- _EXERCISE OBJECTIVE_:
Across the listing below, how many lines hold "relative"? Reply with the number by itself.

#### PROVIDED RECORDS ####

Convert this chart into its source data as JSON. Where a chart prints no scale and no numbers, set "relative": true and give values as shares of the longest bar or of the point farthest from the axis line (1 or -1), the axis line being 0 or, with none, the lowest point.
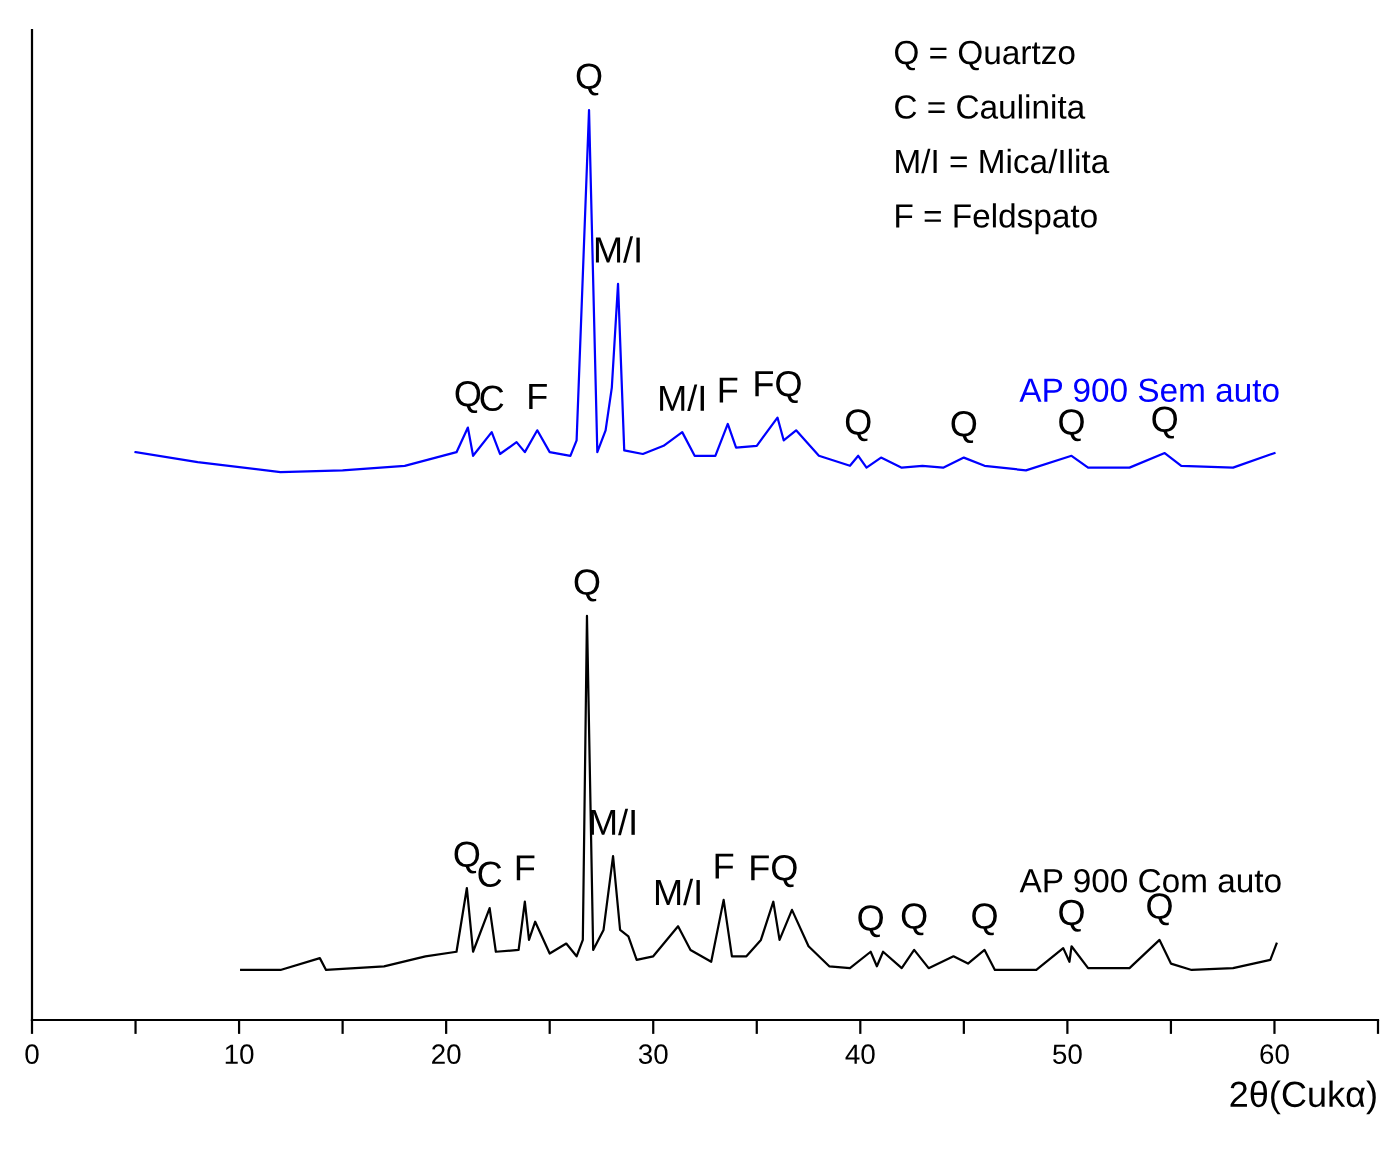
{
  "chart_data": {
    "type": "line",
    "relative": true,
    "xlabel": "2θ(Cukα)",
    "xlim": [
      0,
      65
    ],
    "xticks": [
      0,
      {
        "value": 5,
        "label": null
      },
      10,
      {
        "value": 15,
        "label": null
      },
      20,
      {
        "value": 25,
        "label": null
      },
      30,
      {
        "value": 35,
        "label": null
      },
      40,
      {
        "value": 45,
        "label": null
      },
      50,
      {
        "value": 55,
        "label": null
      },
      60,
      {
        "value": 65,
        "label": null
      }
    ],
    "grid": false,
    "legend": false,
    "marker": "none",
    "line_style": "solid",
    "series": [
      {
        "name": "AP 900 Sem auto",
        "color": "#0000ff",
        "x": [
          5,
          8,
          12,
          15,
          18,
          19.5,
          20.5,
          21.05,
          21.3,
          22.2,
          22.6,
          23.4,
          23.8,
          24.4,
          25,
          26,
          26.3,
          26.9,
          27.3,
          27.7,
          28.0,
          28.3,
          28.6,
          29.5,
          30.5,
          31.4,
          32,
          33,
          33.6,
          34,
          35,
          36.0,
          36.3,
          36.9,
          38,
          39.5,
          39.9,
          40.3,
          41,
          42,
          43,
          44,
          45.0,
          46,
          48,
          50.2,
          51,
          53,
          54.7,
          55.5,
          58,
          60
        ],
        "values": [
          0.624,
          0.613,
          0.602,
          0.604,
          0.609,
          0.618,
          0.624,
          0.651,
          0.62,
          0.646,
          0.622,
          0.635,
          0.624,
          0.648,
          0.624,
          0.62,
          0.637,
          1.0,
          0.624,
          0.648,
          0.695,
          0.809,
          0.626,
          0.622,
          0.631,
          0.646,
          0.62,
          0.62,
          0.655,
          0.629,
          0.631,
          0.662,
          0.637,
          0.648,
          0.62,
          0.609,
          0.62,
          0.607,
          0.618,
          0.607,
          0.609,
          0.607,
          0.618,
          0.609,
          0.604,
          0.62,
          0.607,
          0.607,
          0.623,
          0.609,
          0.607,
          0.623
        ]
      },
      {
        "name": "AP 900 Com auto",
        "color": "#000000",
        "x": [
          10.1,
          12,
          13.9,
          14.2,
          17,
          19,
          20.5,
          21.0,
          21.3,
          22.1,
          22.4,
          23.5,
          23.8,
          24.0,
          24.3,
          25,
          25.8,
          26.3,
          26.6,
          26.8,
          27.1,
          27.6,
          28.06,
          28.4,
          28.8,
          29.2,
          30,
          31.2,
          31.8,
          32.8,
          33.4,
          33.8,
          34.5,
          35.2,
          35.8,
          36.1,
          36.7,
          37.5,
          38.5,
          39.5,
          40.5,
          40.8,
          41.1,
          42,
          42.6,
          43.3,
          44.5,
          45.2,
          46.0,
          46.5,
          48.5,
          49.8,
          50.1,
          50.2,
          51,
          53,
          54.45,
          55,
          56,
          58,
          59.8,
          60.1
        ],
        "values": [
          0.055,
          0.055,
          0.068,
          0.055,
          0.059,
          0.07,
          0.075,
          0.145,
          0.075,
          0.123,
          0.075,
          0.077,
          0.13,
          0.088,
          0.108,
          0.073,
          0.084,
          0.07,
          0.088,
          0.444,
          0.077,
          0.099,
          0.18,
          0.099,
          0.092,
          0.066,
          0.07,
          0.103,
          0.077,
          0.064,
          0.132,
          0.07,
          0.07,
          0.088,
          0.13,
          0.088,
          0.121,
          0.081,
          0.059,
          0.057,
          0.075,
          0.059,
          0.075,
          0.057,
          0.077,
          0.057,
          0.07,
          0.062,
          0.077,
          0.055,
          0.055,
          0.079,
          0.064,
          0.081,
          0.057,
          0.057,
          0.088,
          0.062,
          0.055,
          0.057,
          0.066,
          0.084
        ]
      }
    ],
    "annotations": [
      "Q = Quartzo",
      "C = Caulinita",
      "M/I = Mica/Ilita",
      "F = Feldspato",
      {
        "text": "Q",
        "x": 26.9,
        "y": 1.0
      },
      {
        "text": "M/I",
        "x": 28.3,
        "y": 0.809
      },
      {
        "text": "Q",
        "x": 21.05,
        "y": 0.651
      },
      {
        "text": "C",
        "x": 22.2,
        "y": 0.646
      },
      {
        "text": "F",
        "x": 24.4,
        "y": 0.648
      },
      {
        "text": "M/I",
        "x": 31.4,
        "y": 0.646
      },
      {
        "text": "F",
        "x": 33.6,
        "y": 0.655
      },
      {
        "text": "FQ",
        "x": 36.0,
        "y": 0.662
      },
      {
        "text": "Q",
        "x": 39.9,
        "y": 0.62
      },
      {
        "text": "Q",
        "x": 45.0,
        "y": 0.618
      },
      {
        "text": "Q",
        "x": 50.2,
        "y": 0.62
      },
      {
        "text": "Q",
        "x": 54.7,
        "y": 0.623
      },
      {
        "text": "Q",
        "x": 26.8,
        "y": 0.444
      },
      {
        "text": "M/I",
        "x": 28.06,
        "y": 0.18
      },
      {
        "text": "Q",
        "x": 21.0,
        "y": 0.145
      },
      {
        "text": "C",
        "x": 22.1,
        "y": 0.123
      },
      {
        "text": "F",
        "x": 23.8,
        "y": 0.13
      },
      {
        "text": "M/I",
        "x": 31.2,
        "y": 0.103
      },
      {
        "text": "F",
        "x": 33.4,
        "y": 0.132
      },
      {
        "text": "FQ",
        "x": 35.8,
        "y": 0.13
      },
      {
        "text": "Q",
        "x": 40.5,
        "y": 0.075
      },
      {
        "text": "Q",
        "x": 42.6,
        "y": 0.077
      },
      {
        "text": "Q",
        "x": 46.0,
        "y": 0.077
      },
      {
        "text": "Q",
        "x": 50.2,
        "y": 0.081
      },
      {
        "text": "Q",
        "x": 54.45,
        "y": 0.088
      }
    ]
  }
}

####
#### PROVIDED RECORDS ####

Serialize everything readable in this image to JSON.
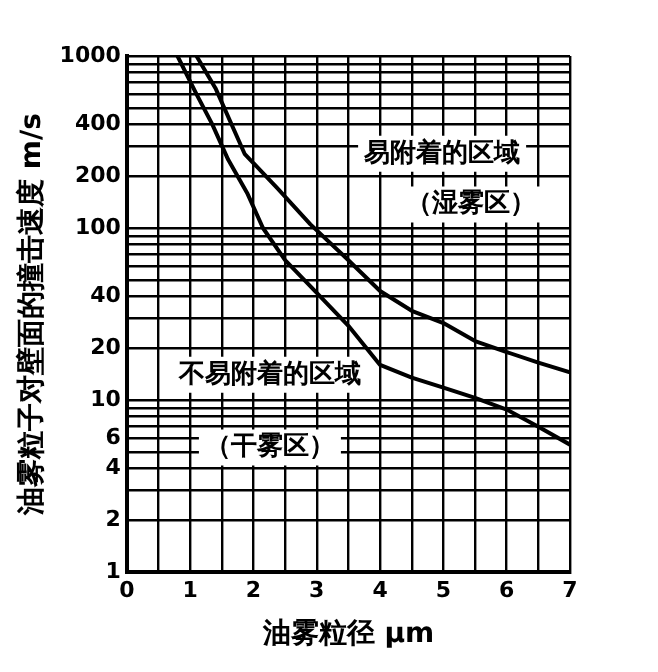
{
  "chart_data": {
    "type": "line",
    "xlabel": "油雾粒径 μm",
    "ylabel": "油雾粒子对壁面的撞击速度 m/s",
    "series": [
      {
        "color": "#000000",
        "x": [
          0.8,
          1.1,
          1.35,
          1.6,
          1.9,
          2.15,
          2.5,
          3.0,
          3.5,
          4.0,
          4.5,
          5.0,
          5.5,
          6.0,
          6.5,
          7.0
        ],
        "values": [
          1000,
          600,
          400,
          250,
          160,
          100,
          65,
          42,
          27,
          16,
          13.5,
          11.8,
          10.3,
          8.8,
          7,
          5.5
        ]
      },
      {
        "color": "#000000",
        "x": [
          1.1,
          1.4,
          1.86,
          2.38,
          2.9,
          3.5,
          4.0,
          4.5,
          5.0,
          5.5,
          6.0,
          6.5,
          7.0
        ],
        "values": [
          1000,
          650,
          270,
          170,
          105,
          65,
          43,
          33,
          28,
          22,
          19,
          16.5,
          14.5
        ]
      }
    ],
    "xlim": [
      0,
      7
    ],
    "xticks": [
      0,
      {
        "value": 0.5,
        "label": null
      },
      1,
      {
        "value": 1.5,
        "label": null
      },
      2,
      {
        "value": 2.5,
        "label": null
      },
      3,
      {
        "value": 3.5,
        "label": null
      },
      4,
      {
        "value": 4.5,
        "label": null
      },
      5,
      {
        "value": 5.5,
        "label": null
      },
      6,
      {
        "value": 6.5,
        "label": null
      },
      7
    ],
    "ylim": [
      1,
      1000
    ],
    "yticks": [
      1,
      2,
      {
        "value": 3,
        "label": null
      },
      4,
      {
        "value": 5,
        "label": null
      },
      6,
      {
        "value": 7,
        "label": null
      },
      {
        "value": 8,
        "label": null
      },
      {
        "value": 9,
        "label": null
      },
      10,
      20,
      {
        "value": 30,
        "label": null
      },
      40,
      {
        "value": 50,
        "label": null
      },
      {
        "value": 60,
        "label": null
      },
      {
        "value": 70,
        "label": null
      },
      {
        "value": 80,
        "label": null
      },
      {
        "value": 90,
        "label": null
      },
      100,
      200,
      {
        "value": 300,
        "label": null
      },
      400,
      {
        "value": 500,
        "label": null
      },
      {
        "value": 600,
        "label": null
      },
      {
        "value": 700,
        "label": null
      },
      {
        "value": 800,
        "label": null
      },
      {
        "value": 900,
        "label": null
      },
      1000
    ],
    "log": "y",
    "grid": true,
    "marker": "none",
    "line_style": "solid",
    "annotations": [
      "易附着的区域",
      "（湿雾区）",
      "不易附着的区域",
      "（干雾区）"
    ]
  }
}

####

- _ANSWER TO THIS PROBLEM_:
2